- EXERCISE AIM
Please reproduce the entries below word for word, line by line, without changing anything.

- EXERCISE INPUTS
────────

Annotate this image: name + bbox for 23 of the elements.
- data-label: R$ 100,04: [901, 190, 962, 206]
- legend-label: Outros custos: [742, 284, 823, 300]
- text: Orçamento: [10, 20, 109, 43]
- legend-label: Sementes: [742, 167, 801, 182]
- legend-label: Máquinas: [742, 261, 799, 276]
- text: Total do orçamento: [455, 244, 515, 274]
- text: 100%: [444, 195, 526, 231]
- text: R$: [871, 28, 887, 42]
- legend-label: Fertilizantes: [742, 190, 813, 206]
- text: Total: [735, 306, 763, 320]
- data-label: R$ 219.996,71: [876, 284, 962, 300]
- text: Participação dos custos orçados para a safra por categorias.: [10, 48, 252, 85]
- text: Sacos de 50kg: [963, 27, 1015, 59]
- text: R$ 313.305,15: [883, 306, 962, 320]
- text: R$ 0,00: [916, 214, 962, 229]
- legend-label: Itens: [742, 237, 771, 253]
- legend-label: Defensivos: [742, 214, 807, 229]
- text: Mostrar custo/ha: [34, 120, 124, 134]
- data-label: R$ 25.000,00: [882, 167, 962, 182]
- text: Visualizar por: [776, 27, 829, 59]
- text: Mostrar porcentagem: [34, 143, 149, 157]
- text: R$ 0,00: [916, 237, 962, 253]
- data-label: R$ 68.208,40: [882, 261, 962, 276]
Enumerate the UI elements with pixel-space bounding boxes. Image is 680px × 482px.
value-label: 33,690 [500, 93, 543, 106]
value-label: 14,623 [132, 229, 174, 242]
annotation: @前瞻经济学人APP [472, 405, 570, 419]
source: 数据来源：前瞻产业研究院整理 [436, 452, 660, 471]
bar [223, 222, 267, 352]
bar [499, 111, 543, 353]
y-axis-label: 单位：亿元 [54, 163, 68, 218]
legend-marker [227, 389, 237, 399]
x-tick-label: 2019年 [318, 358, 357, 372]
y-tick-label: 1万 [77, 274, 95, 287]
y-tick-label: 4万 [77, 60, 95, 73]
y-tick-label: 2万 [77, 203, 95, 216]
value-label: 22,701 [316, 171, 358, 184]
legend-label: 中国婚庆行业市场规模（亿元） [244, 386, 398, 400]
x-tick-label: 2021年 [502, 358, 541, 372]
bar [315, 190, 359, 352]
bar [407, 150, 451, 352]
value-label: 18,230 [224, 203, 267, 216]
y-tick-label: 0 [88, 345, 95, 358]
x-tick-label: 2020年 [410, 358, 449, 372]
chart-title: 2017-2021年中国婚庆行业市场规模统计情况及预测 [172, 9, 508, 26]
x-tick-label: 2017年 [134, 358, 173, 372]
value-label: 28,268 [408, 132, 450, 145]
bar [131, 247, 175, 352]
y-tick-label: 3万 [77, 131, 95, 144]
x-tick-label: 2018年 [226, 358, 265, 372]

────────

- SOLUTION TO THIS TASK
Annotate this image: name + bbox for 23 of the elements.
- data-label: R$ 100,04: [901, 190, 962, 206]
- legend-label: Outros custos: [742, 284, 823, 300]
- text: Orçamento: [10, 20, 109, 43]
- legend-label: Sementes: [742, 167, 801, 182]
- legend-label: Máquinas: [742, 261, 799, 276]
- text: Total do orçamento: [455, 244, 515, 274]
- text: 100%: [444, 195, 526, 231]
- text: R$: [871, 28, 887, 42]
- legend-label: Fertilizantes: [742, 190, 813, 206]
- text: Total: [735, 306, 763, 320]
- data-label: R$ 219.996,71: [876, 284, 962, 300]
- text: Participação dos custos orçados para a safra por categorias.: [10, 48, 252, 85]
- text: Sacos de 50kg: [963, 27, 1015, 59]
- text: R$ 313.305,15: [883, 306, 962, 320]
- text: R$ 0,00: [916, 214, 962, 229]
- legend-label: Itens: [742, 237, 771, 253]
- legend-label: Defensivos: [742, 214, 807, 229]
- text: Mostrar custo/ha: [34, 120, 124, 134]
- data-label: R$ 25.000,00: [882, 167, 962, 182]
- text: Visualizar por: [776, 27, 829, 59]
- text: Mostrar porcentagem: [34, 143, 149, 157]
- text: R$ 0,00: [916, 237, 962, 253]
- data-label: R$ 68.208,40: [882, 261, 962, 276]
Enumerate the UI elements with pixel-space bounding boxes. Image is 680px × 482px.
value-label: 33,690 [500, 93, 543, 106]
value-label: 14,623 [132, 229, 174, 242]
annotation: @前瞻经济学人APP [472, 405, 570, 419]
source: 数据来源：前瞻产业研究院整理 [436, 452, 660, 471]
bar [223, 222, 267, 352]
bar [499, 111, 543, 353]
y-axis-label: 单位：亿元 [54, 163, 68, 218]
legend-marker [227, 389, 237, 399]
x-tick-label: 2019年 [318, 358, 357, 372]
y-tick-label: 1万 [77, 274, 95, 287]
y-tick-label: 4万 [77, 60, 95, 73]
y-tick-label: 2万 [77, 203, 95, 216]
value-label: 22,701 [316, 171, 358, 184]
legend-label: 中国婚庆行业市场规模（亿元） [244, 386, 398, 400]
x-tick-label: 2021年 [502, 358, 541, 372]
bar [315, 190, 359, 352]
bar [407, 150, 451, 352]
value-label: 18,230 [224, 203, 267, 216]
y-tick-label: 0 [88, 345, 95, 358]
x-tick-label: 2020年 [410, 358, 449, 372]
chart-title: 2017-2021年中国婚庆行业市场规模统计情况及预测 [172, 9, 508, 26]
x-tick-label: 2017年 [134, 358, 173, 372]
value-label: 28,268 [408, 132, 450, 145]
bar [131, 247, 175, 352]
y-tick-label: 3万 [77, 131, 95, 144]
x-tick-label: 2018年 [226, 358, 265, 372]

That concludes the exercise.